* _EXERCISE MATERIAL_
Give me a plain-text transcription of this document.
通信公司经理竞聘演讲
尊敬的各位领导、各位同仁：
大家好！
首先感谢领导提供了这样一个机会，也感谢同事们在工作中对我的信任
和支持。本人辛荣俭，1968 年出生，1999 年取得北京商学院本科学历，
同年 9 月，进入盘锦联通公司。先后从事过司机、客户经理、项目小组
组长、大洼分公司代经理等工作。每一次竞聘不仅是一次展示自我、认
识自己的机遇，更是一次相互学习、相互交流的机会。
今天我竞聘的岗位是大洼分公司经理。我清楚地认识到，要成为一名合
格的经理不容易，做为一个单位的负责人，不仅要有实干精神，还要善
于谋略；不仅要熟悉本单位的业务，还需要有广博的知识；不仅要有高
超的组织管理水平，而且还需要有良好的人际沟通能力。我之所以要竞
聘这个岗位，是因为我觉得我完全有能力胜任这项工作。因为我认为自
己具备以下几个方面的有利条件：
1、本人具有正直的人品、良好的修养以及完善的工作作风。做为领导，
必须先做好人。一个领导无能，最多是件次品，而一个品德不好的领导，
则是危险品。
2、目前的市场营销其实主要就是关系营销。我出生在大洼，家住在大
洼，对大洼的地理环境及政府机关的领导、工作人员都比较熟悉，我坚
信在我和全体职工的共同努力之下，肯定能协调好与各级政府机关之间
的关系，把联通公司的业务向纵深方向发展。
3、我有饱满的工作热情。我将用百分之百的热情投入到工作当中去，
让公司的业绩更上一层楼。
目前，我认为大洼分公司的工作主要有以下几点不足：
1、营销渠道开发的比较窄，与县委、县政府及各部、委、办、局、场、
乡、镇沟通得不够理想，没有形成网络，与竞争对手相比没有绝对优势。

* _STATED EXERCISE_
Please reproduce each line exactly as written.

* _FINISHED TASK_
Give me a plain-text transcription of this document.
通信公司经理竞聘演讲
尊敬的各位领导、各位同仁：
大家好！
首先感谢领导提供了这样一个机会，也感谢同事们在工作中对我的信任
和支持。本人辛荣俭，1968 年出生，1999 年取得北京商学院本科学历，
同年 9 月，进入盘锦联通公司。先后从事过司机、客户经理、项目小组
组长、大洼分公司代经理等工作。每一次竞聘不仅是一次展示自我、认
识自己的机遇，更是一次相互学习、相互交流的机会。
今天我竞聘的岗位是大洼分公司经理。我清楚地认识到，要成为一名合
格的经理不容易，做为一个单位的负责人，不仅要有实干精神，还要善
于谋略；不仅要熟悉本单位的业务，还需要有广博的知识；不仅要有高
超的组织管理水平，而且还需要有良好的人际沟通能力。我之所以要竞
聘这个岗位，是因为我觉得我完全有能力胜任这项工作。因为我认为自
己具备以下几个方面的有利条件：
1、本人具有正直的人品、良好的修养以及完善的工作作风。做为领导，
必须先做好人。一个领导无能，最多是件次品，而一个品德不好的领导，
则是危险品。
2、目前的市场营销其实主要就是关系营销。我出生在大洼，家住在大
洼，对大洼的地理环境及政府机关的领导、工作人员都比较熟悉，我坚
信在我和全体职工的共同努力之下，肯定能协调好与各级政府机关之间
的关系，把联通公司的业务向纵深方向发展。
3、我有饱满的工作热情。我将用百分之百的热情投入到工作当中去，
让公司的业绩更上一层楼。
目前，我认为大洼分公司的工作主要有以下几点不足：
1、营销渠道开发的比较窄，与县委、县政府及各部、委、办、局、场、
乡、镇沟通得不够理想，没有形成网络，与竞争对手相比没有绝对优势。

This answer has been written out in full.